__What you have to do__.
Pick out every line holding the string "противомоскитными" and copy it.

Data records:
+ + +

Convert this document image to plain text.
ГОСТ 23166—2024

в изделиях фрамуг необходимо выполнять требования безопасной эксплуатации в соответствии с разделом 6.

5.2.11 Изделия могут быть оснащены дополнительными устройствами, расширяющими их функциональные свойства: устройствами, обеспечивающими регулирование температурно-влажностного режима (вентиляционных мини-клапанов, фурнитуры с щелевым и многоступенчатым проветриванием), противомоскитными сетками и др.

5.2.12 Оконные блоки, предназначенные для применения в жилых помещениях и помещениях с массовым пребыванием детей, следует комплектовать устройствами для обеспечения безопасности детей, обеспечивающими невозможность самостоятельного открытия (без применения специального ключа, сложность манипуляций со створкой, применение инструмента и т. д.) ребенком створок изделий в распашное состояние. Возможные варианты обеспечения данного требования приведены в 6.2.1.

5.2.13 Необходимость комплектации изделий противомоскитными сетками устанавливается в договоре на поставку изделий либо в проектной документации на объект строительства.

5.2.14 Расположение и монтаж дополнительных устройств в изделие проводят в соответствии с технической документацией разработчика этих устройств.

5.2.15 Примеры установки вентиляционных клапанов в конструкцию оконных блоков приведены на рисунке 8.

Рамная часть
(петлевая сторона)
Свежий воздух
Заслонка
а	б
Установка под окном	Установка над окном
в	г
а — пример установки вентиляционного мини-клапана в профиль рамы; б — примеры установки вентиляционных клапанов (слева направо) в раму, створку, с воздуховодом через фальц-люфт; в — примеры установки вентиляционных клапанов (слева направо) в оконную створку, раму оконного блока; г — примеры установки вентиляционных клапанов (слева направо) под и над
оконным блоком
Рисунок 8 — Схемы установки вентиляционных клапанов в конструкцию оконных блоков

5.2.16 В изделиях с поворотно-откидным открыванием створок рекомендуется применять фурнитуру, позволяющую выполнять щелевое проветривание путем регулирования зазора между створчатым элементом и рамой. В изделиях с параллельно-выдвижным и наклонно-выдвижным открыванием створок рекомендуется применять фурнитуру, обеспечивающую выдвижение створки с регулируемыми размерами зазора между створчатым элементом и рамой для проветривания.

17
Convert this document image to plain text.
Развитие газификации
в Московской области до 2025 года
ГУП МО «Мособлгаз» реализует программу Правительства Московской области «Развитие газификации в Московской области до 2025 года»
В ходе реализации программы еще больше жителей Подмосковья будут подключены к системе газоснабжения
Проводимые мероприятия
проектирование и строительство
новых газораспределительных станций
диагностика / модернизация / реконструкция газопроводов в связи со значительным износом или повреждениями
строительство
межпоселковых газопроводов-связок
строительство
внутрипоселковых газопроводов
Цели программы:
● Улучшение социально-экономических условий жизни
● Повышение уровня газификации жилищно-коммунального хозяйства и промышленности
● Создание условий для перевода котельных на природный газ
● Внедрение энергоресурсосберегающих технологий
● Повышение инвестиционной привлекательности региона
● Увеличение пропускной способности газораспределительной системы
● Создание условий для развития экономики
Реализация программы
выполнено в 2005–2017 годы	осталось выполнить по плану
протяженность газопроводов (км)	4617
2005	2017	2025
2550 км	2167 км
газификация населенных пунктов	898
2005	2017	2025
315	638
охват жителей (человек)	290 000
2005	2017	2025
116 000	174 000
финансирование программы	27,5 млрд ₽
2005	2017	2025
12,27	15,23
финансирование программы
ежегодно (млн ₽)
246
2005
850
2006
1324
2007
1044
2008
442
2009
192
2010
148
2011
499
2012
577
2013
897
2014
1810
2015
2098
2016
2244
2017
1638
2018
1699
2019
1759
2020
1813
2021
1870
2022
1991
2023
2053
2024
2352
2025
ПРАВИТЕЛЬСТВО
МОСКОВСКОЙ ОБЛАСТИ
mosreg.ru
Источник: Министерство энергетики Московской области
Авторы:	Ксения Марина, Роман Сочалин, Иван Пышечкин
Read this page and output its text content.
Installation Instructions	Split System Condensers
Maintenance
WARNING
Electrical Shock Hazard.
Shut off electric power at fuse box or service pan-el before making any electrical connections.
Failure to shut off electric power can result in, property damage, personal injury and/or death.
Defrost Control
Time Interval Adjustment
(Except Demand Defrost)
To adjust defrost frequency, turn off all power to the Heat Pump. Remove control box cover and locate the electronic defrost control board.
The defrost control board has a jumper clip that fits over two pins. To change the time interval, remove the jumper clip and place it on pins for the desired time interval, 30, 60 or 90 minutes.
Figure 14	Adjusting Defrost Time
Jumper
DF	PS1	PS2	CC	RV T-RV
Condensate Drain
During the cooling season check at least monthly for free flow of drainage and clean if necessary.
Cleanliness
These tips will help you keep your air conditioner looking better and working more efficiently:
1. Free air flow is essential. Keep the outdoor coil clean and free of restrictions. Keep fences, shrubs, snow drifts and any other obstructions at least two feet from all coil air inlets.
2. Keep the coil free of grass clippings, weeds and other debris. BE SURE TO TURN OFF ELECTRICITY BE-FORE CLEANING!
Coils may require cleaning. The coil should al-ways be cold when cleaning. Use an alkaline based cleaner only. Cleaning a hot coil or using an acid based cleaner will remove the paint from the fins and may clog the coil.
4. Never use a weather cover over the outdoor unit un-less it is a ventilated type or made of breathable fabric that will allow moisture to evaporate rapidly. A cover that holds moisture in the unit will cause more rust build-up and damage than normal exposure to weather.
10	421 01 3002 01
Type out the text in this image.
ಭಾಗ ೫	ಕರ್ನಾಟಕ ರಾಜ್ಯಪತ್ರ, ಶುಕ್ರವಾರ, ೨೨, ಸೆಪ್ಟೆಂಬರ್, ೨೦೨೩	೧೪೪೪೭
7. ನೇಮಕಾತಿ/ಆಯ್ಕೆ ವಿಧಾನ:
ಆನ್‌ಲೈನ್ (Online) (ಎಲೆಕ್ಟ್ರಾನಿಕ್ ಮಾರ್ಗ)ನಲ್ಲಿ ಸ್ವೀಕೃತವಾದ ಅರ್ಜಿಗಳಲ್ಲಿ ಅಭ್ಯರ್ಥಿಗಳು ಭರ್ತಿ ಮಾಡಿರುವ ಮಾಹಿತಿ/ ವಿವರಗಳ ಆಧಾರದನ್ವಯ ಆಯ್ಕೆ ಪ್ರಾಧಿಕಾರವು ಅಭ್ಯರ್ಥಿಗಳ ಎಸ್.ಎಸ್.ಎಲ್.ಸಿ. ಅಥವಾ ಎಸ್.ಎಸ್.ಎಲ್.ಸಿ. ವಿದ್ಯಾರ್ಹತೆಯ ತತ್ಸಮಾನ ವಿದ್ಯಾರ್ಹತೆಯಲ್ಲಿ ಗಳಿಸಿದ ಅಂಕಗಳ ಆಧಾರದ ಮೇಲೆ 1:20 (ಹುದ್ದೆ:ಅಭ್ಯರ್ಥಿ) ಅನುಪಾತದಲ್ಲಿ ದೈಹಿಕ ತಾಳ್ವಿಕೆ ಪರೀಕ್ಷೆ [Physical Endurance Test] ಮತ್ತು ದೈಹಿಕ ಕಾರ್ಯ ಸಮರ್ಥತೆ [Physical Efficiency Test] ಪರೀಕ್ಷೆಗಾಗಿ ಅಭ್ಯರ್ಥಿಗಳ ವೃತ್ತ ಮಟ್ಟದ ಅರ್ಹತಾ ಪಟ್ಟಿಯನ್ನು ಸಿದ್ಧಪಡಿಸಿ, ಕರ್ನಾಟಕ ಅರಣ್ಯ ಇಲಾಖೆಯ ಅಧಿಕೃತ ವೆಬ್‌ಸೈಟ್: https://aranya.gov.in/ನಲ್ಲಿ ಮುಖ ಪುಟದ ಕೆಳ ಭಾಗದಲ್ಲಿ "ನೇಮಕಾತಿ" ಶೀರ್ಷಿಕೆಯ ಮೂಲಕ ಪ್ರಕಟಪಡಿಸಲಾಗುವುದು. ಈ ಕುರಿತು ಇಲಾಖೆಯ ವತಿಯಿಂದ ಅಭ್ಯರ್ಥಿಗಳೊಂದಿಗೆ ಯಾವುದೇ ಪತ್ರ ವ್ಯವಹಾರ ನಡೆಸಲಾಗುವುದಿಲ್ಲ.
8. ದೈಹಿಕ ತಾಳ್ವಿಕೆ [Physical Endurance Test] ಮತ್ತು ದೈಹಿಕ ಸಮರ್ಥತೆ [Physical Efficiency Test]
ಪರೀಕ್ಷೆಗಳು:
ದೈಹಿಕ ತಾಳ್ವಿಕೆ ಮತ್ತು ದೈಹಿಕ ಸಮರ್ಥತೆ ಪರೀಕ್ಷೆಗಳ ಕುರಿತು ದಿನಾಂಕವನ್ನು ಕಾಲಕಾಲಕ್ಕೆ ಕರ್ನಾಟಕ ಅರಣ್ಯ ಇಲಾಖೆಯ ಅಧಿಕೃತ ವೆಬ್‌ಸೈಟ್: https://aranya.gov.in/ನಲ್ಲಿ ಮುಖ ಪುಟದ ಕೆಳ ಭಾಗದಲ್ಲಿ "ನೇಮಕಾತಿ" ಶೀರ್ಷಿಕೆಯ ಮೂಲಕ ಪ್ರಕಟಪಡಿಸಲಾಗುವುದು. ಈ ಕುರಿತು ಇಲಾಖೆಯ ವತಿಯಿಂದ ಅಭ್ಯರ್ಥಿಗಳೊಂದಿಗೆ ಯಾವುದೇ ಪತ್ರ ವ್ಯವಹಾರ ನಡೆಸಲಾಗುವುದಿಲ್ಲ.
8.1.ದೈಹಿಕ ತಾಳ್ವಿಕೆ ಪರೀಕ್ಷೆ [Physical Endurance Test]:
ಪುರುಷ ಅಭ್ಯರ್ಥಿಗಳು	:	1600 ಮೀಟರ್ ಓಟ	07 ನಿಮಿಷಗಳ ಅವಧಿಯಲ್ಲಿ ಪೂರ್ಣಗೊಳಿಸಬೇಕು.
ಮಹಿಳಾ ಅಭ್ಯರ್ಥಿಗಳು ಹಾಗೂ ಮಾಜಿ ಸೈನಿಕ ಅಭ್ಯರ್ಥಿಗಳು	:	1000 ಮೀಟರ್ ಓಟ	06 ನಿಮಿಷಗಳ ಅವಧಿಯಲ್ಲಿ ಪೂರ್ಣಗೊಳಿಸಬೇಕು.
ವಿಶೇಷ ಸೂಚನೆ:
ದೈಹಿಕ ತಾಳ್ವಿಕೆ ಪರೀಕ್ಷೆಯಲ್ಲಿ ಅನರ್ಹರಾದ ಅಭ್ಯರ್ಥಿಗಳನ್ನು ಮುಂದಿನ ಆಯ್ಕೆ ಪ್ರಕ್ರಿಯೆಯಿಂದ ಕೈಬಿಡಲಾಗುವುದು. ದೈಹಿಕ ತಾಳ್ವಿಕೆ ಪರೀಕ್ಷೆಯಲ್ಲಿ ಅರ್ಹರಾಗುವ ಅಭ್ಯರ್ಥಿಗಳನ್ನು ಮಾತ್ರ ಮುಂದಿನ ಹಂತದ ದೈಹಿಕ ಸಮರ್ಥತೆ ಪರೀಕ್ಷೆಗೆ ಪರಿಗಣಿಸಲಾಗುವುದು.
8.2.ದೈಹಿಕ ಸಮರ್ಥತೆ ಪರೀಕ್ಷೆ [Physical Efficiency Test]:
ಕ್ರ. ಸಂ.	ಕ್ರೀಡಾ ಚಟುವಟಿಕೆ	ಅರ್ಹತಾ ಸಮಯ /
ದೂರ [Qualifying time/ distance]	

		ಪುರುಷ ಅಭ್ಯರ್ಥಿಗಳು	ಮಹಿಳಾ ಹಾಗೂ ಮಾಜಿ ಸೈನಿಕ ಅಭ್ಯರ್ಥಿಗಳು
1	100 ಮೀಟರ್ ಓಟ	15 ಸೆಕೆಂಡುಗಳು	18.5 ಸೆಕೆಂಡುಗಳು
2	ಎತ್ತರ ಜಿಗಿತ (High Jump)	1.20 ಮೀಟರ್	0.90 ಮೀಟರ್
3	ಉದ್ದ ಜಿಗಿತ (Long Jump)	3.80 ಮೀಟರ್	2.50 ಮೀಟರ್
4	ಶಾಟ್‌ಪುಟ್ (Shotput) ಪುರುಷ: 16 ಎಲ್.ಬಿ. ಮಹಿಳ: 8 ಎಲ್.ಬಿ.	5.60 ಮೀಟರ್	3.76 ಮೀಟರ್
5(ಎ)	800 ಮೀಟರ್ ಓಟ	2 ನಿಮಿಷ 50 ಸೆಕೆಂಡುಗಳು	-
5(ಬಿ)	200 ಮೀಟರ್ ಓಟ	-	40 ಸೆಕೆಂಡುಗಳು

+ + +

__Answer to this task__.
5.2.11 Изделия могут быть оснащены дополнительными устройствами, расширяющими их функциональные свойства: устройствами, обеспечивающими регулирование температурно-влажностного режима (вентиляционных мини-клапанов, фурнитуры с щелевым и многоступенчатым проветриванием), противомоскитными сетками и др.
5.2.13 Необходимость комплектации изделий противомоскитными сетками устанавливается в договоре на поставку изделий либо в проектной документации на объект строительства.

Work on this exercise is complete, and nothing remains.